-- Exercise details --
Only the pictures stay out; every record is to be quoted exactly.

-- Items --
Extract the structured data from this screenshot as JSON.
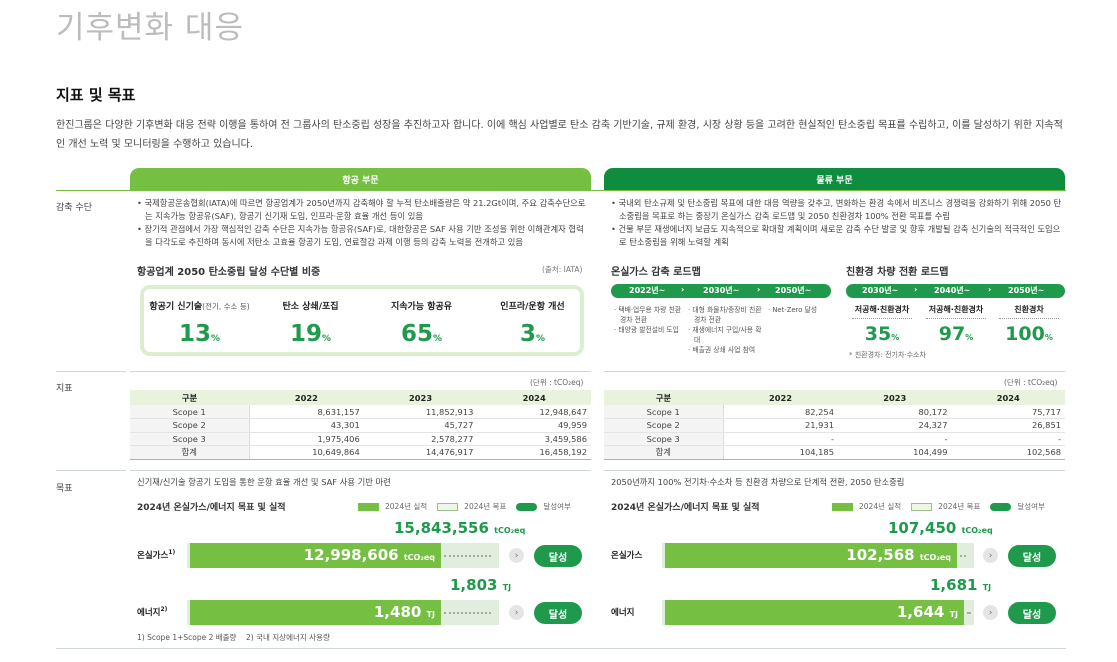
{
  "page_title": "기후변화 대응",
  "section_title": "지표 및 목표",
  "intro": "한진그룹은 다양한 기후변화 대응 전략 이행을 통하여 전 그룹사의 탄소중립 성장을 추진하고자 합니다. 이에 핵심 사업별로 탄소 감축 기반기술, 규제 환경, 시장 상황 등을 고려한 현실적인 탄소중립 목표를 수립하고, 이를 달성하기 위한 지속적인 개선 노력 및 모니터링을 수행하고 있습니다.",
  "row_labels": {
    "means": "감축 수단",
    "metrics": "지표",
    "targets": "목표"
  },
  "aviation": {
    "header": "항공 부문",
    "bullets": [
      "국제항공운송협회(IATA)에 따르면 항공업계가 2050년까지 감축해야 할 누적 탄소배출량은 약 21.2Gt이며, 주요 감축수단으로는 지속가능 항공유(SAF), 항공기 신기재 도입, 인프라·운항 효율 개선 등이 있음",
      "장기적 관점에서 가장 핵심적인 감축 수단은 지속가능 항공유(SAF)로, 대한항공은 SAF 사용 기반 조성을 위한 이해관계자 협력을 다각도로 추진하며 동시에 저탄소 고효율 항공기 도입, 연료절감 과제 이행 등의 감축 노력을 전개하고 있음"
    ],
    "share_title": "항공업계 2050 탄소중립 달성 수단별 비중",
    "source": "(출처: IATA)",
    "shares": [
      {
        "label": "항공기 신기술",
        "note": "(전기, 수소 등)",
        "value": "13",
        "unit": "%"
      },
      {
        "label": "탄소 상쇄/포집",
        "note": "",
        "value": "19",
        "unit": "%"
      },
      {
        "label": "지속가능 항공유",
        "note": "",
        "value": "65",
        "unit": "%"
      },
      {
        "label": "인프라/운항 개선",
        "note": "",
        "value": "3",
        "unit": "%"
      }
    ],
    "unit": "(단위 : tCO₂eq)",
    "table": {
      "headers": [
        "구분",
        "2022",
        "2023",
        "2024"
      ],
      "rows": [
        [
          "Scope 1",
          "8,631,157",
          "11,852,913",
          "12,948,647"
        ],
        [
          "Scope 2",
          "43,301",
          "45,727",
          "49,959"
        ],
        [
          "Scope 3",
          "1,975,406",
          "2,578,277",
          "3,459,586"
        ],
        [
          "합계",
          "10,649,864",
          "14,476,917",
          "16,458,192"
        ]
      ]
    },
    "target_text": "신기재/신기술 항공기 도입을 통한 운항 효율 개선 및 SAF 사용 기반 마련",
    "chart_title": "2024년 온실가스/에너지 목표 및 실적",
    "legend": [
      "2024년 실적",
      "2024년 목표",
      "달성여부"
    ],
    "ghg": {
      "label": "온실가스",
      "sup": "1)",
      "target": "15,843,556",
      "target_unit": "tCO₂eq",
      "actual": "12,998,606",
      "actual_unit": "tCO₂eq",
      "status": "달성"
    },
    "energy": {
      "label": "에너지",
      "sup": "2)",
      "target": "1,803",
      "target_unit": "TJ",
      "actual": "1,480",
      "actual_unit": "TJ",
      "status": "달성"
    },
    "footnotes": [
      "1) Scope 1+Scope 2 배출량",
      "2) 국내 지상에너지 사용량"
    ]
  },
  "logistics": {
    "header": "물류 부문",
    "bullets": [
      "국내외 탄소규제 및 탄소중립 목표에 대한 대응 역량을 갖추고, 변화하는 환경 속에서 비즈니스 경쟁력을 강화하기 위해 2050 탄소중립을 목표로 하는 중장기 온실가스 감축 로드맵 및 2050 친환경차 100% 전환 목표를 수립",
      "건물 부문 재생에너지 보급도 지속적으로 확대할 계획이며 새로운 감축 수단 발굴 및 향후 개발될 감축 신기술의 적극적인 도입으로 탄소중립을 위해 노력할 계획"
    ],
    "roadmap_title": "온실가스 감축 로드맵",
    "roadmap_periods": [
      "2022년~",
      "2030년~",
      "2050년~"
    ],
    "roadmap_items": [
      [
        "택배·업무용 차량 친환경차 전환",
        "태양광 발전설비 도입"
      ],
      [
        "대형 화물차/중장비 친환경차 전환",
        "재생에너지 구입/사용 확대",
        "배출권 상쇄 사업 참여"
      ],
      [
        "Net-Zero 달성"
      ]
    ],
    "ev_title": "친환경 차량 전환 로드맵",
    "ev_periods": [
      "2030년~",
      "2040년~",
      "2050년~"
    ],
    "ev_cols": [
      {
        "label": "저공해·친환경차",
        "value": "35",
        "unit": "%"
      },
      {
        "label": "저공해·친환경차",
        "value": "97",
        "unit": "%"
      },
      {
        "label": "친환경차",
        "value": "100",
        "unit": "%"
      }
    ],
    "ev_note": "* 친환경차: 전기차·수소차",
    "unit": "(단위 : tCO₂eq)",
    "table": {
      "headers": [
        "구분",
        "2022",
        "2023",
        "2024"
      ],
      "rows": [
        [
          "Scope 1",
          "82,254",
          "80,172",
          "75,717"
        ],
        [
          "Scope 2",
          "21,931",
          "24,327",
          "26,851"
        ],
        [
          "Scope 3",
          "-",
          "-",
          "-"
        ],
        [
          "합계",
          "104,185",
          "104,499",
          "102,568"
        ]
      ]
    },
    "target_text": "2050년까지 100% 전기차·수소차 등 친환경 차량으로 단계적 전환, 2050 탄소중립",
    "chart_title": "2024년 온실가스/에너지 목표 및 실적",
    "legend": [
      "2024년 실적",
      "2024년 목표",
      "달성여부"
    ],
    "ghg": {
      "label": "온실가스",
      "target": "107,450",
      "target_unit": "tCO₂eq",
      "actual": "102,568",
      "actual_unit": "tCO₂eq",
      "status": "달성"
    },
    "energy": {
      "label": "에너지",
      "target": "1,681",
      "target_unit": "TJ",
      "actual": "1,644",
      "actual_unit": "TJ",
      "status": "달성"
    }
  },
  "colors": {
    "light_green": "#75c043",
    "dark_green": "#0e8d3e",
    "accent": "#1f9a4c"
  }
}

-- Output for this exercise --
Extract the structured data from this screenshot as JSON.
{
  "page_title": "기후변화 대응",
  "section_title": "지표 및 목표",
  "intro": "한진그룹은 다양한 기후변화 대응 전략 이행을 통하여 전 그룹사의 탄소중립 성장을 추진하고자 합니다. 이에 핵심 사업별로 탄소 감축 기반기술, 규제 환경, 시장 상황 등을 고려한 현실적인 탄소중립 목표를 수립하고, 이를 달성하기 위한 지속적인 개선 노력 및 모니터링을 수행하고 있습니다.",
  "row_labels": {
    "means": "감축 수단",
    "metrics": "지표",
    "targets": "목표"
  },
  "aviation": {
    "header": "항공 부문",
    "bullets": [
      "국제항공운송협회(IATA)에 따르면 항공업계가 2050년까지 감축해야 할 누적 탄소배출량은 약 21.2Gt이며, 주요 감축수단으로는 지속가능 항공유(SAF), 항공기 신기재 도입, 인프라·운항 효율 개선 등이 있음",
      "장기적 관점에서 가장 핵심적인 감축 수단은 지속가능 항공유(SAF)로, 대한항공은 SAF 사용 기반 조성을 위한 이해관계자 협력을 다각도로 추진하며 동시에 저탄소 고효율 항공기 도입, 연료절감 과제 이행 등의 감축 노력을 전개하고 있음"
    ],
    "share_title": "항공업계 2050 탄소중립 달성 수단별 비중",
    "source": "(출처: IATA)",
    "shares": [
      {
        "label": "항공기 신기술",
        "note": "(전기, 수소 등)",
        "value": "13",
        "unit": "%"
      },
      {
        "label": "탄소 상쇄/포집",
        "note": "",
        "value": "19",
        "unit": "%"
      },
      {
        "label": "지속가능 항공유",
        "note": "",
        "value": "65",
        "unit": "%"
      },
      {
        "label": "인프라/운항 개선",
        "note": "",
        "value": "3",
        "unit": "%"
      }
    ],
    "unit": "(단위 : tCO₂eq)",
    "table": {
      "headers": [
        "구분",
        "2022",
        "2023",
        "2024"
      ],
      "rows": [
        [
          "Scope 1",
          "8,631,157",
          "11,852,913",
          "12,948,647"
        ],
        [
          "Scope 2",
          "43,301",
          "45,727",
          "49,959"
        ],
        [
          "Scope 3",
          "1,975,406",
          "2,578,277",
          "3,459,586"
        ],
        [
          "합계",
          "10,649,864",
          "14,476,917",
          "16,458,192"
        ]
      ]
    },
    "target_text": "신기재/신기술 항공기 도입을 통한 운항 효율 개선 및 SAF 사용 기반 마련",
    "chart_title": "2024년 온실가스/에너지 목표 및 실적",
    "legend": [
      "2024년 실적",
      "2024년 목표",
      "달성여부"
    ],
    "ghg": {
      "label": "온실가스",
      "sup": "1)",
      "target": "15,843,556",
      "target_unit": "tCO₂eq",
      "actual": "12,998,606",
      "actual_unit": "tCO₂eq",
      "status": "달성"
    },
    "energy": {
      "label": "에너지",
      "sup": "2)",
      "target": "1,803",
      "target_unit": "TJ",
      "actual": "1,480",
      "actual_unit": "TJ",
      "status": "달성"
    },
    "footnotes": [
      "1) Scope 1+Scope 2 배출량",
      "2) 국내 지상에너지 사용량"
    ]
  },
  "logistics": {
    "header": "물류 부문",
    "bullets": [
      "국내외 탄소규제 및 탄소중립 목표에 대한 대응 역량을 갖추고, 변화하는 환경 속에서 비즈니스 경쟁력을 강화하기 위해 2050 탄소중립을 목표로 하는 중장기 온실가스 감축 로드맵 및 2050 친환경차 100% 전환 목표를 수립",
      "건물 부문 재생에너지 보급도 지속적으로 확대할 계획이며 새로운 감축 수단 발굴 및 향후 개발될 감축 신기술의 적극적인 도입으로 탄소중립을 위해 노력할 계획"
    ],
    "roadmap_title": "온실가스 감축 로드맵",
    "roadmap_periods": [
      "2022년~",
      "2030년~",
      "2050년~"
    ],
    "roadmap_items": [
      [
        "택배·업무용 차량 친환경차 전환",
        "태양광 발전설비 도입"
      ],
      [
        "대형 화물차/중장비 친환경차 전환",
        "재생에너지 구입/사용 확대",
        "배출권 상쇄 사업 참여"
      ],
      [
        "Net-Zero 달성"
      ]
    ],
    "ev_title": "친환경 차량 전환 로드맵",
    "ev_periods": [
      "2030년~",
      "2040년~",
      "2050년~"
    ],
    "ev_cols": [
      {
        "label": "저공해·친환경차",
        "value": "35",
        "unit": "%"
      },
      {
        "label": "저공해·친환경차",
        "value": "97",
        "unit": "%"
      },
      {
        "label": "친환경차",
        "value": "100",
        "unit": "%"
      }
    ],
    "ev_note": "* 친환경차: 전기차·수소차",
    "unit": "(단위 : tCO₂eq)",
    "table": {
      "headers": [
        "구분",
        "2022",
        "2023",
        "2024"
      ],
      "rows": [
        [
          "Scope 1",
          "82,254",
          "80,172",
          "75,717"
        ],
        [
          "Scope 2",
          "21,931",
          "24,327",
          "26,851"
        ],
        [
          "Scope 3",
          "-",
          "-",
          "-"
        ],
        [
          "합계",
          "104,185",
          "104,499",
          "102,568"
        ]
      ]
    },
    "target_text": "2050년까지 100% 전기차·수소차 등 친환경 차량으로 단계적 전환, 2050 탄소중립",
    "chart_title": "2024년 온실가스/에너지 목표 및 실적",
    "legend": [
      "2024년 실적",
      "2024년 목표",
      "달성여부"
    ],
    "ghg": {
      "label": "온실가스",
      "target": "107,450",
      "target_unit": "tCO₂eq",
      "actual": "102,568",
      "actual_unit": "tCO₂eq",
      "status": "달성"
    },
    "energy": {
      "label": "에너지",
      "target": "1,681",
      "target_unit": "TJ",
      "actual": "1,644",
      "actual_unit": "TJ",
      "status": "달성"
    }
  },
  "colors": {
    "light_green": "#75c043",
    "dark_green": "#0e8d3e",
    "accent": "#1f9a4c"
  }
}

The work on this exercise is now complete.